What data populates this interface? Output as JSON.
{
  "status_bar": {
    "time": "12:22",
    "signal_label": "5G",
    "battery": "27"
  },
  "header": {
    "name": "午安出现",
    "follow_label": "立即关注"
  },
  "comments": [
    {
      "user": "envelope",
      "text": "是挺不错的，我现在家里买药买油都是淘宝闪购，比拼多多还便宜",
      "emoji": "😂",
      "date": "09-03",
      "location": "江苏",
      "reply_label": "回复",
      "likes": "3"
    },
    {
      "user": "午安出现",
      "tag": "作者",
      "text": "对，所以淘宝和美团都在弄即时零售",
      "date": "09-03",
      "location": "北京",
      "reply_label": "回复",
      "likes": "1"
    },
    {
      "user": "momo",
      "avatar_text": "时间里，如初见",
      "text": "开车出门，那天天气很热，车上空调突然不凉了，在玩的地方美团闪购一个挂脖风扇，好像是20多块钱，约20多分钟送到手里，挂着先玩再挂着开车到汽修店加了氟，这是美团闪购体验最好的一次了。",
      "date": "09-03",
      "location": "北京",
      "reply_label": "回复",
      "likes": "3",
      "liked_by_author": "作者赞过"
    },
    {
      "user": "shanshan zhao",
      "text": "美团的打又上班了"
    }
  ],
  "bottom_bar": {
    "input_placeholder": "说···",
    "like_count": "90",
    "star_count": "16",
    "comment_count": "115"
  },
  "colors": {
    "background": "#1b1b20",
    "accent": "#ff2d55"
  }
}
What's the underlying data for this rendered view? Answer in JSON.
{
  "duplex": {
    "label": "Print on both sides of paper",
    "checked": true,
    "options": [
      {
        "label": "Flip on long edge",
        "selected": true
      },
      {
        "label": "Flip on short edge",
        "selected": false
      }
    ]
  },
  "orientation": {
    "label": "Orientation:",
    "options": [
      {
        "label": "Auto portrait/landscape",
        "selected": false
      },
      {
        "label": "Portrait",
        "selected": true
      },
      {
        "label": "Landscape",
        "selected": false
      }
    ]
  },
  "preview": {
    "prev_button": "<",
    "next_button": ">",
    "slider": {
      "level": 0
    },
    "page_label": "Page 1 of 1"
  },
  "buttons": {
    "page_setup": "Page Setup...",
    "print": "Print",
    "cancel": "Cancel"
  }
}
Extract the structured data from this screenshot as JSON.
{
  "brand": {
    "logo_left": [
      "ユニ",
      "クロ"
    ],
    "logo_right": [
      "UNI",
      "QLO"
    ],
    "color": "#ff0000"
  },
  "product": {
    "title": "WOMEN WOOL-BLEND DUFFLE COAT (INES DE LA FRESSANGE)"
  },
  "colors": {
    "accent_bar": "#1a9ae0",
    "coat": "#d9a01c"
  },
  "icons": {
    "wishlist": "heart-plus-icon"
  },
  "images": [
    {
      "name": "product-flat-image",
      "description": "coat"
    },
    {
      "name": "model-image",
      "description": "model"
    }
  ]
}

Given request = Write out every record shown above, word for word.

Exercise answer =
What data populates this interface? Output as JSON.
{
  "status_bar": {
    "time": "12:22",
    "signal_label": "5G",
    "battery": "27"
  },
  "header": {
    "name": "午安出现",
    "follow_label": "立即关注"
  },
  "comments": [
    {
      "user": "envelope",
      "text": "是挺不错的，我现在家里买药买油都是淘宝闪购，比拼多多还便宜",
      "emoji": "😂",
      "date": "09-03",
      "location": "江苏",
      "reply_label": "回复",
      "likes": "3"
    },
    {
      "user": "午安出现",
      "tag": "作者",
      "text": "对，所以淘宝和美团都在弄即时零售",
      "date": "09-03",
      "location": "北京",
      "reply_label": "回复",
      "likes": "1"
    },
    {
      "user": "momo",
      "avatar_text": "时间里，如初见",
      "text": "开车出门，那天天气很热，车上空调突然不凉了，在玩的地方美团闪购一个挂脖风扇，好像是20多块钱，约20多分钟送到手里，挂着先玩再挂着开车到汽修店加了氟，这是美团闪购体验最好的一次了。",
      "date": "09-03",
      "location": "北京",
      "reply_label": "回复",
      "likes": "3",
      "liked_by_author": "作者赞过"
    },
    {
      "user": "shanshan zhao",
      "text": "美团的打又上班了"
    }
  ],
  "bottom_bar": {
    "input_placeholder": "说···",
    "like_count": "90",
    "star_count": "16",
    "comment_count": "115"
  },
  "colors": {
    "background": "#1b1b20",
    "accent": "#ff2d55"
  }
}
What's the underlying data for this rendered view? Answer in JSON.
{
  "duplex": {
    "label": "Print on both sides of paper",
    "checked": true,
    "options": [
      {
        "label": "Flip on long edge",
        "selected": true
      },
      {
        "label": "Flip on short edge",
        "selected": false
      }
    ]
  },
  "orientation": {
    "label": "Orientation:",
    "options": [
      {
        "label": "Auto portrait/landscape",
        "selected": false
      },
      {
        "label": "Portrait",
        "selected": true
      },
      {
        "label": "Landscape",
        "selected": false
      }
    ]
  },
  "preview": {
    "prev_button": "<",
    "next_button": ">",
    "slider": {
      "level": 0
    },
    "page_label": "Page 1 of 1"
  },
  "buttons": {
    "page_setup": "Page Setup...",
    "print": "Print",
    "cancel": "Cancel"
  }
}
Extract the structured data from this screenshot as JSON.
{
  "brand": {
    "logo_left": [
      "ユニ",
      "クロ"
    ],
    "logo_right": [
      "UNI",
      "QLO"
    ],
    "color": "#ff0000"
  },
  "product": {
    "title": "WOMEN WOOL-BLEND DUFFLE COAT (INES DE LA FRESSANGE)"
  },
  "colors": {
    "accent_bar": "#1a9ae0",
    "coat": "#d9a01c"
  },
  "icons": {
    "wishlist": "heart-plus-icon"
  },
  "images": [
    {
      "name": "product-flat-image",
      "description": "coat"
    },
    {
      "name": "model-image",
      "description": "model"
    }
  ]
}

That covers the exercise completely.